WORK TO BE COMPLETED
Go through the data below and return each line containing the word "irritant".

>>

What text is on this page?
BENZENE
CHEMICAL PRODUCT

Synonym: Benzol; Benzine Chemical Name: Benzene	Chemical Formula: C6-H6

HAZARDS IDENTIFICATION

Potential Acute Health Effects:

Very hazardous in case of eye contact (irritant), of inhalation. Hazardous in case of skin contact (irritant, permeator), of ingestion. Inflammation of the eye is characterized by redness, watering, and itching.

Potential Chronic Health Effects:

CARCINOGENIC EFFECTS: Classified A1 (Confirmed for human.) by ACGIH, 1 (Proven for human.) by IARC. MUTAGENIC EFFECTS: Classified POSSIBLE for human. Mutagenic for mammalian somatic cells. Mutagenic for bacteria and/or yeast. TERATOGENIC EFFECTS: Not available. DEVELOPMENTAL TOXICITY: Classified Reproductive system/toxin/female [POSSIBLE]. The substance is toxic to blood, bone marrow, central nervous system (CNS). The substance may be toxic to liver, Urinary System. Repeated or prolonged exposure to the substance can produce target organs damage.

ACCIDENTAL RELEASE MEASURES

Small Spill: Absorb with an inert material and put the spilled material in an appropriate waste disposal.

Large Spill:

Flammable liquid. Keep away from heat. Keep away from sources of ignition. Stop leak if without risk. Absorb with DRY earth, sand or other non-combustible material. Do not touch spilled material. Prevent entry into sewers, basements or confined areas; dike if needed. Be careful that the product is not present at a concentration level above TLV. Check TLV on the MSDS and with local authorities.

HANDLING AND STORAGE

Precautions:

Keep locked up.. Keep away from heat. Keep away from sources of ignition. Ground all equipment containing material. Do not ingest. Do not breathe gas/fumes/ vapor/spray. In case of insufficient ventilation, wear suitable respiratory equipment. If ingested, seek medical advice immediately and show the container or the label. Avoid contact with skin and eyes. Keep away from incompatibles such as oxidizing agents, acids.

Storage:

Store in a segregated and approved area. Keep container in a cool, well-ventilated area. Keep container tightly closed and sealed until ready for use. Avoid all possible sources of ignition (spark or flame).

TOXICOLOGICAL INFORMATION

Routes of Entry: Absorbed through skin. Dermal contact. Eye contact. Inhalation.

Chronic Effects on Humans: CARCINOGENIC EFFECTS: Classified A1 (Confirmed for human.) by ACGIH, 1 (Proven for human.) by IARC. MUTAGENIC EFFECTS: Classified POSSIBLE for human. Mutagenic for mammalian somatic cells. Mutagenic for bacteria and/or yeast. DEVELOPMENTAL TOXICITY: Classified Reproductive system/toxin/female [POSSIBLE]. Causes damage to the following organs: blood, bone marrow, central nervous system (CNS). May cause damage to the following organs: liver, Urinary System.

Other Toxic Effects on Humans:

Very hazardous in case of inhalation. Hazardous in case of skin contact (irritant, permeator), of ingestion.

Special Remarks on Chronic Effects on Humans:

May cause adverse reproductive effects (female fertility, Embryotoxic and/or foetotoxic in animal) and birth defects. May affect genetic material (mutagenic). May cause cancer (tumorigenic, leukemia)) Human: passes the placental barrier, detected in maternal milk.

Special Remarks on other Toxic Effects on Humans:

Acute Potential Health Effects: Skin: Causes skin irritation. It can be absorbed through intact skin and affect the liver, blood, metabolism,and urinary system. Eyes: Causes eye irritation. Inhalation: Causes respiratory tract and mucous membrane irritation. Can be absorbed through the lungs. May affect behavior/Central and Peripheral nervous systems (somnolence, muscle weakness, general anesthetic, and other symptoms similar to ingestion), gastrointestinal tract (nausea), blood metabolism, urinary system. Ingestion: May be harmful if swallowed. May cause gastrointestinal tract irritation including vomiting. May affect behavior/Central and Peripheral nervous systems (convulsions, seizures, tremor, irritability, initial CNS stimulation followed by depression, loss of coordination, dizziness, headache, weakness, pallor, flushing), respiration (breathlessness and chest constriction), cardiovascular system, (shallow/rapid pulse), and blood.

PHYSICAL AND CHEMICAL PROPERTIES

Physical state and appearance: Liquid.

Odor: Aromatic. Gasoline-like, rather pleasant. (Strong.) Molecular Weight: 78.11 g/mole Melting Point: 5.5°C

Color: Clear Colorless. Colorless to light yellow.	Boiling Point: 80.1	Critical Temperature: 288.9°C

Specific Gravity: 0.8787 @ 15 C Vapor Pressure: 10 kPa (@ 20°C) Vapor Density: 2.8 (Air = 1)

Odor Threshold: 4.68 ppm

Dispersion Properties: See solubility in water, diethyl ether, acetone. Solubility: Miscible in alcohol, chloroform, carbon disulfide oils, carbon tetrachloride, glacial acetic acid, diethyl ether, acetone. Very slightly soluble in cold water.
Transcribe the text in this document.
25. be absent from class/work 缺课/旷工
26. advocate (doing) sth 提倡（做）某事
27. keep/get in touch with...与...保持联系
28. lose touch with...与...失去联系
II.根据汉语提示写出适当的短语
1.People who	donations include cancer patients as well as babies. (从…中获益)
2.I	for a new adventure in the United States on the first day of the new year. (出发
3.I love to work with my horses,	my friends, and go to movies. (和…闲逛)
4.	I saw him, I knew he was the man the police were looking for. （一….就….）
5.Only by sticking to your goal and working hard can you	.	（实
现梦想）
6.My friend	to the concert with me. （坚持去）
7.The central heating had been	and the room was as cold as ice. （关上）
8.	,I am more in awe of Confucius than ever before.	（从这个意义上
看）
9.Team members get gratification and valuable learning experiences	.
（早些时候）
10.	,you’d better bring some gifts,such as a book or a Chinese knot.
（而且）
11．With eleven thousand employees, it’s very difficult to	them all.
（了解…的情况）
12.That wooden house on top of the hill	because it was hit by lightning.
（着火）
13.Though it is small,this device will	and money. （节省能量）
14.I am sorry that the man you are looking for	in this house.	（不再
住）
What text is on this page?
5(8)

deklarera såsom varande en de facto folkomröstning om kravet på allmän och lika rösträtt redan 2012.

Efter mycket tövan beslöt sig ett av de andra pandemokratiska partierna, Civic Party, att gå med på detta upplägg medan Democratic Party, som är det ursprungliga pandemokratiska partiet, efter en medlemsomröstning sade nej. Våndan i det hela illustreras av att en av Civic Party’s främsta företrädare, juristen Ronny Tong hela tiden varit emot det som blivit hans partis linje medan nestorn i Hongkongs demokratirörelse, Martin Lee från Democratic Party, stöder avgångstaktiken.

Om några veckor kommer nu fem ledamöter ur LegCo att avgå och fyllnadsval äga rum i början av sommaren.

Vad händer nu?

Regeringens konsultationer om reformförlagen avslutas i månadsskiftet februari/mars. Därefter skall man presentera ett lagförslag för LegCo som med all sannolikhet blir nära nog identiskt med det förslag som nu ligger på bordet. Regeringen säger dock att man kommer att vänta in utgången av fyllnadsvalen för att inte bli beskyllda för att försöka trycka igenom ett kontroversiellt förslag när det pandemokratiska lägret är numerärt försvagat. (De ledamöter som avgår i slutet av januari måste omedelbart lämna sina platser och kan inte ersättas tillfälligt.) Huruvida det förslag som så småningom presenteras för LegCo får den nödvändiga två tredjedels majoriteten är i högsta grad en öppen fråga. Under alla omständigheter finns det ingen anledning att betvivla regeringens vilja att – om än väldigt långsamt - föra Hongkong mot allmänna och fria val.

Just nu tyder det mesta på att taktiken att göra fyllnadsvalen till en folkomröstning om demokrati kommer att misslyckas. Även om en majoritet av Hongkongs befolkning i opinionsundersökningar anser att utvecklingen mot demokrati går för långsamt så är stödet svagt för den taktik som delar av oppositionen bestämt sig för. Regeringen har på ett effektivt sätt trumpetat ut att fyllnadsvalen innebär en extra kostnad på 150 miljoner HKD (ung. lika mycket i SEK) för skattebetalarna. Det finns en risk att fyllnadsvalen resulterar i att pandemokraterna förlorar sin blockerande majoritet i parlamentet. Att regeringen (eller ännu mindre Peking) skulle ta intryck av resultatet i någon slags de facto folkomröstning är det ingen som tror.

<<

SOLUTION TO THIS PROBLEM
Very hazardous in case of eye contact (irritant), of inhalation. Hazardous in case of skin contact (irritant, permeator), of ingestion. Inflammation of the eye is characterized by redness, watering, and itching.
Very hazardous in case of inhalation. Hazardous in case of skin contact (irritant, permeator), of ingestion.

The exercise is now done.